**Brano di lettura**

Elencare i principali ingredienti del vetro e spiegarne le funzioni:
I principali ingredienti del vetro sono:
- biossido di silicio per 68-73%
- carbonato di calcio 12%
- carbonato di sodio 12%
- allumina 1,5-2%
Oltre a questi ingredienti possono essere usati coloranti come ossido
Il vetro può essere colorato utilizzando diversi ingredienti, come ad esempio ossidi di cromo per dare il colore verde, ossidi di cobalto per dare il colore blu e ferro e zolfo per ottenere il vetro ambra, color marrone. Questi ingredienti hanno principalmente le seguenti funzioni:
- Vetrificante: tutti i componenti come ossido di silicio che aiutano alla costituzione del reticolo
- Fondenti: come il carbonato di sodio, potassio e alluminio che abbassano la temperatura di fusione
- Stabilizzanti: come carbonati di calcio e magnesio che riducono la tendenza alla devetrificazione
- Affinanti: quelli a base di nitrati che favoriscono l'eliminazione della CO2.
Spieghiamo ora in cosa consiste l'attacco acido e l'attacco alcalino del vetro.

**Attività da svolgere**
#1 Secondo il brano sugli ingredienti del vetro, che effetto hanno i fondenti?
#2 Scrivi il seguito del brano sugli ingredienti del vetro, riprendendo subito dopo la sua ultima frase.

**Estratto dei dati**
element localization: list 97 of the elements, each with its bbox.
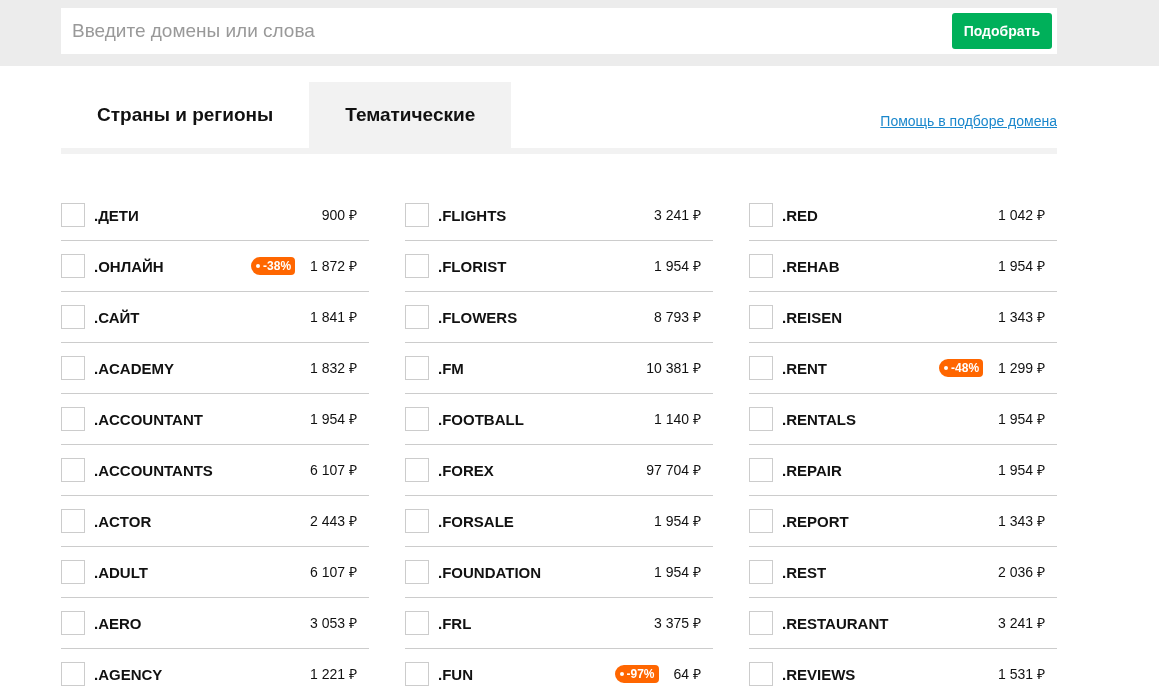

**Soluzioni delle attività**
#1 Abbassano la temperatura di fusione.

#2
Anche il vetro, andando a contatto diretto con gli alimenti, deve rispettare il concetto di idoneità alimentare, cioè non deve trasferire all'interno dell'alimento sostanze in quantità tale da inficiare sulla salute del consumatore e sulle caratteristiche del prodotto. In particolare, si riconoscono due situazioni:
attacco acido: cioè il vetro messo semplicemente a contatto con acqua. il sodio presente nella struttura amorfa del vetro non è legato covalentemente quindi in presenza di acqua e più precisamente dell'idrogeno dell'acqua, forma idrossido di sodio che viene estratto dagli strati superficiali. Questo in realtà non comporta un danno al consumatore.
attacco alcalino: è dovuto all'esposizione a soluzioni fortemente basiche che portano al distacco di silicati dal vetro. In questo caso ho anche un pericolo per il consumatore. C'è da dire che difficilmente il materiale viene a contatto con queste soluzioni se non ad esempio a causa di ripetuti lavaggi con detersivi molto aggressivi.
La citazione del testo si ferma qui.